(Stored records)
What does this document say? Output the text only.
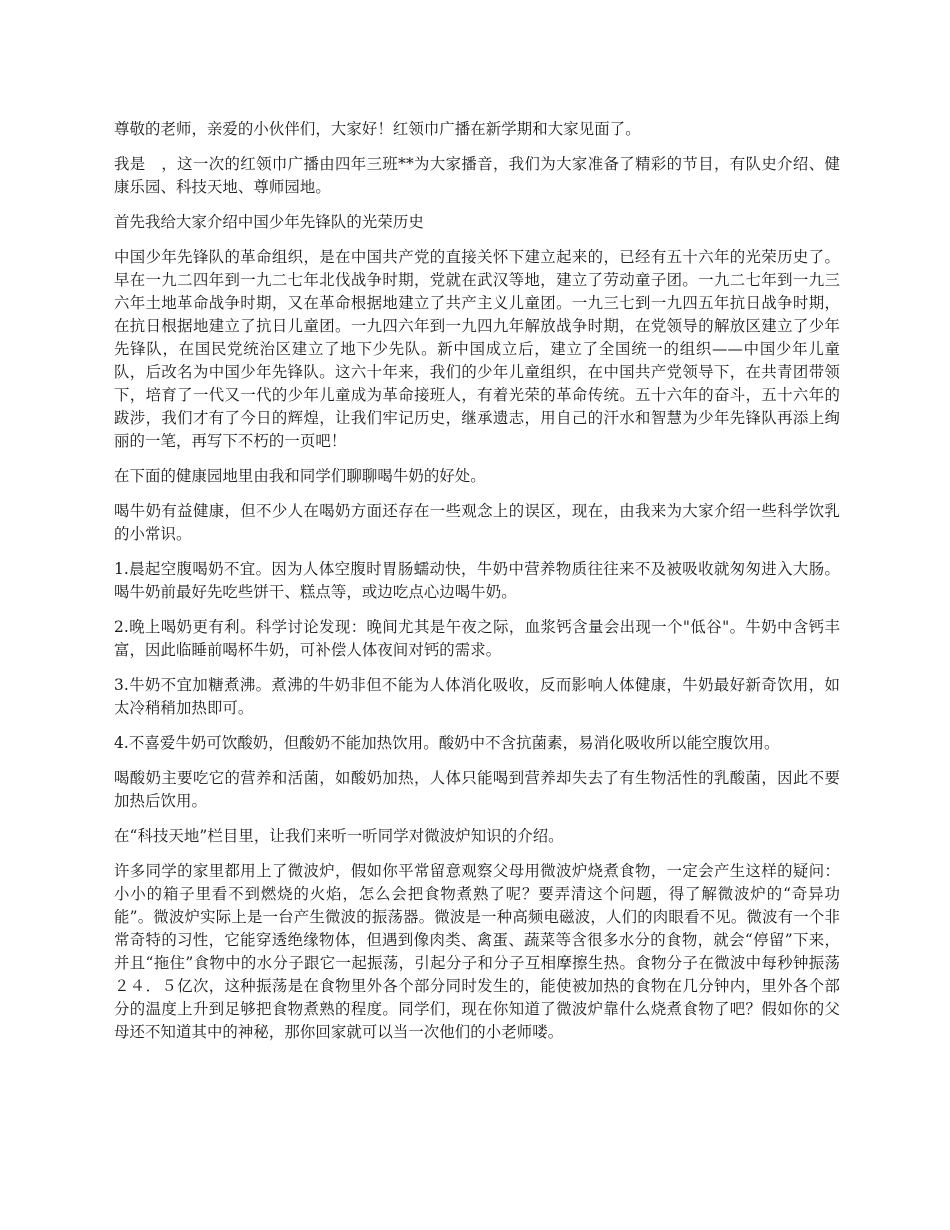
尊敬的老师，亲爱的小伙伴们，大家好！红领巾广播在新学期和大家见面了。

我是　，这一次的红领巾广播由四年三班**为大家播音，我们为大家准备了精彩的节目，有队史介绍、健康乐园、科技天地、尊师园地。

首先我给大家介绍中国少年先锋队的光荣历史

中国少年先锋队的革命组织，是在中国共产党的直接关怀下建立起来的，已经有五十六年的光荣历史了。早在一九二四年到一九二七年北伐战争时期，党就在武汉等地，建立了劳动童子团。一九二七年到一九三六年土地革命战争时期，又在革命根据地建立了共产主义儿童团。一九三七到一九四五年抗日战争时期，在抗日根据地建立了抗日儿童团。一九四六年到一九四九年解放战争时期，在党领导的解放区建立了少年先锋队，在国民党统治区建立了地下少先队。新中国成立后，建立了全国统一的组织——中国少年儿童队，后改名为中国少年先锋队。这六十年来，我们的少年儿童组织，在中国共产党领导下，在共青团带领下，培育了一代又一代的少年儿童成为革命接班人，有着光荣的革命传统。五十六年的奋斗，五十六年的跋涉，我们才有了今日的辉煌，让我们牢记历史，继承遗志，用自己的汗水和智慧为少年先锋队再添上绚丽的一笔，再写下不朽的一页吧！

在下面的健康园地里由我和同学们聊聊喝牛奶的好处。

喝牛奶有益健康，但不少人在喝奶方面还存在一些观念上的误区，现在，由我来为大家介绍一些科学饮乳的小常识。

1.晨起空腹喝奶不宜。因为人体空腹时胃肠蠕动快，牛奶中营养物质往往来不及被吸收就匆匆进入大肠。喝牛奶前最好先吃些饼干、糕点等，或边吃点心边喝牛奶。

2.晚上喝奶更有利。科学讨论发现：晚间尤其是午夜之际，血浆钙含量会出现一个"低谷"。牛奶中含钙丰富，因此临睡前喝杯牛奶，可补偿人体夜间对钙的需求。

3.牛奶不宜加糖煮沸。煮沸的牛奶非但不能为人体消化吸收，反而影响人体健康，牛奶最好新奇饮用，如太冷稍稍加热即可。

4.不喜爱牛奶可饮酸奶，但酸奶不能加热饮用。酸奶中不含抗菌素，易消化吸收所以能空腹饮用。

喝酸奶主要吃它的营养和活菌，如酸奶加热，人体只能喝到营养却失去了有生物活性的乳酸菌，因此不要加热后饮用。

在“科技天地”栏目里，让我们来听一听同学对微波炉知识的介绍。

许多同学的家里都用上了微波炉，假如你平常留意观察父母用微波炉烧煮食物，一定会产生这样的疑问：小小的箱子里看不到燃烧的火焰，怎么会把食物煮熟了呢？要弄清这个问题，得了解微波炉的“奇异功能”。微波炉实际上是一台产生微波的振荡器。微波是一种高频电磁波，人们的肉眼看不见。微波有一个非常奇特的习性，它能穿透绝缘物体，但遇到像肉类、禽蛋、蔬菜等含很多水分的食物，就会“停留”下来，并且“拖住”食物中的水分子跟它一起振荡，引起分子和分子互相摩擦生热。食物分子在微波中每秒钟振荡２４．５亿次，这种振荡是在食物里外各个部分同时发生的，能使被加热的食物在几分钟内，里外各个部分的温度上升到足够把食物煮熟的程度。同学们，现在你知道了微波炉靠什么烧煮食物了吧？假如你的父母还不知道其中的神秘，那你回家就可以当一次他们的小老师喽。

Brief: Retype each line of the listing above word for word. Exclude the pictures.

Completed exercise:
What does this document say? Output the text only.
尊敬的老师，亲爱的小伙伴们，大家好！红领巾广播在新学期和大家见面了。

我是　，这一次的红领巾广播由四年三班**为大家播音，我们为大家准备了精彩的节目，有队史介绍、健康乐园、科技天地、尊师园地。

首先我给大家介绍中国少年先锋队的光荣历史

中国少年先锋队的革命组织，是在中国共产党的直接关怀下建立起来的，已经有五十六年的光荣历史了。早在一九二四年到一九二七年北伐战争时期，党就在武汉等地，建立了劳动童子团。一九二七年到一九三六年土地革命战争时期，又在革命根据地建立了共产主义儿童团。一九三七到一九四五年抗日战争时期，在抗日根据地建立了抗日儿童团。一九四六年到一九四九年解放战争时期，在党领导的解放区建立了少年先锋队，在国民党统治区建立了地下少先队。新中国成立后，建立了全国统一的组织——中国少年儿童队，后改名为中国少年先锋队。这六十年来，我们的少年儿童组织，在中国共产党领导下，在共青团带领下，培育了一代又一代的少年儿童成为革命接班人，有着光荣的革命传统。五十六年的奋斗，五十六年的跋涉，我们才有了今日的辉煌，让我们牢记历史，继承遗志，用自己的汗水和智慧为少年先锋队再添上绚丽的一笔，再写下不朽的一页吧！

在下面的健康园地里由我和同学们聊聊喝牛奶的好处。

喝牛奶有益健康，但不少人在喝奶方面还存在一些观念上的误区，现在，由我来为大家介绍一些科学饮乳的小常识。

1.晨起空腹喝奶不宜。因为人体空腹时胃肠蠕动快，牛奶中营养物质往往来不及被吸收就匆匆进入大肠。喝牛奶前最好先吃些饼干、糕点等，或边吃点心边喝牛奶。

2.晚上喝奶更有利。科学讨论发现：晚间尤其是午夜之际，血浆钙含量会出现一个"低谷"。牛奶中含钙丰富，因此临睡前喝杯牛奶，可补偿人体夜间对钙的需求。

3.牛奶不宜加糖煮沸。煮沸的牛奶非但不能为人体消化吸收，反而影响人体健康，牛奶最好新奇饮用，如太冷稍稍加热即可。

4.不喜爱牛奶可饮酸奶，但酸奶不能加热饮用。酸奶中不含抗菌素，易消化吸收所以能空腹饮用。

喝酸奶主要吃它的营养和活菌，如酸奶加热，人体只能喝到营养却失去了有生物活性的乳酸菌，因此不要加热后饮用。

在“科技天地”栏目里，让我们来听一听同学对微波炉知识的介绍。

许多同学的家里都用上了微波炉，假如你平常留意观察父母用微波炉烧煮食物，一定会产生这样的疑问：小小的箱子里看不到燃烧的火焰，怎么会把食物煮熟了呢？要弄清这个问题，得了解微波炉的“奇异功能”。微波炉实际上是一台产生微波的振荡器。微波是一种高频电磁波，人们的肉眼看不见。微波有一个非常奇特的习性，它能穿透绝缘物体，但遇到像肉类、禽蛋、蔬菜等含很多水分的食物，就会“停留”下来，并且“拖住”食物中的水分子跟它一起振荡，引起分子和分子互相摩擦生热。食物分子在微波中每秒钟振荡２４．５亿次，这种振荡是在食物里外各个部分同时发生的，能使被加热的食物在几分钟内，里外各个部分的温度上升到足够把食物煮熟的程度。同学们，现在你知道了微波炉靠什么烧煮食物了吧？假如你的父母还不知道其中的神秘，那你回家就可以当一次他们的小老师喽。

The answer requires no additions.